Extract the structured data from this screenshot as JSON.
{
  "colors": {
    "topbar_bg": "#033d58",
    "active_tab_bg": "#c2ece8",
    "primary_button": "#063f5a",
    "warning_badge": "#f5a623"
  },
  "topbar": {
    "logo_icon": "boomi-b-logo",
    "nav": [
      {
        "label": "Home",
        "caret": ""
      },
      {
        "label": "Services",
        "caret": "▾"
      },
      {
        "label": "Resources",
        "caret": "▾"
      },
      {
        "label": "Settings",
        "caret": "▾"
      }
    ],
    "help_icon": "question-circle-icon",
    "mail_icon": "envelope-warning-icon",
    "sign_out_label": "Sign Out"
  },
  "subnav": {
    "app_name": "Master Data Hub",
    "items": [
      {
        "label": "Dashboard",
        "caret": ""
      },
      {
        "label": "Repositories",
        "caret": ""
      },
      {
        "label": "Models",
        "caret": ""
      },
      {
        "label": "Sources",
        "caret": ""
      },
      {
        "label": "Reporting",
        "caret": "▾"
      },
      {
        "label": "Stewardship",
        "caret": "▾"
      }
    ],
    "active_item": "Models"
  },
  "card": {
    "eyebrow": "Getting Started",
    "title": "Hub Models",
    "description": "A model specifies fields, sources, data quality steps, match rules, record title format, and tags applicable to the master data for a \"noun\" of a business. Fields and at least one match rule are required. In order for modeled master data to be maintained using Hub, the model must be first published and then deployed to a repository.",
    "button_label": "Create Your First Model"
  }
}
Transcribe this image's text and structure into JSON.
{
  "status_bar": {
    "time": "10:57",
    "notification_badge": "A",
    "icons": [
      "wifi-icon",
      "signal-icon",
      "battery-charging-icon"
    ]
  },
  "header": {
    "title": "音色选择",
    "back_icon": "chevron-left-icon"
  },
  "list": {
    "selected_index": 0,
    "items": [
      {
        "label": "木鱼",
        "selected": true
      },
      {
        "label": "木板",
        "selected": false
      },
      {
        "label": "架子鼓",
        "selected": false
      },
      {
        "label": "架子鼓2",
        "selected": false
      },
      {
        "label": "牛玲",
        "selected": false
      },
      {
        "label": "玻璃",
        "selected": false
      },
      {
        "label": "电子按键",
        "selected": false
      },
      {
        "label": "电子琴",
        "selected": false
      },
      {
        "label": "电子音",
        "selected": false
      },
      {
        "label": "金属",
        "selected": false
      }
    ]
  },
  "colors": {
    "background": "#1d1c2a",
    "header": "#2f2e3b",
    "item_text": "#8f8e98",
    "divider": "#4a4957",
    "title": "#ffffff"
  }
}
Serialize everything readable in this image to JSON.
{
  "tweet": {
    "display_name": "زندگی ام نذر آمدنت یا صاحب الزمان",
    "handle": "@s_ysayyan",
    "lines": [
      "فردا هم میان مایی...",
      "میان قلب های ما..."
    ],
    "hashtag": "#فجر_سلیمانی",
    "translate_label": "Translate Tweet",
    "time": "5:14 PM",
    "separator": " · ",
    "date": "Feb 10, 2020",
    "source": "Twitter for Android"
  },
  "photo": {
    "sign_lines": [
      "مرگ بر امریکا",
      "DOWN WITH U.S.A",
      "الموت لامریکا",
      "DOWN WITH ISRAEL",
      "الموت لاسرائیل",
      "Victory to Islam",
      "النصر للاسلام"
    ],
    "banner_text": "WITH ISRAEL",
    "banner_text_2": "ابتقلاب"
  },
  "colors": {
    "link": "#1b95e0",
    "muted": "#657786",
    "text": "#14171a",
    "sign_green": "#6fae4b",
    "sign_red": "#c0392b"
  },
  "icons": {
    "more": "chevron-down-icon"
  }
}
○ ○ ○ ○ ○ ○ ○
■ WHAT NEEDS TO BE DONE
Take every line from the data above that holds "WITH" and copy it out.

■ ANSWER FOR THIS EXERCISE
      "DOWN WITH U.S.A",
      "DOWN WITH ISRAEL",
    "banner_text": "WITH ISRAEL",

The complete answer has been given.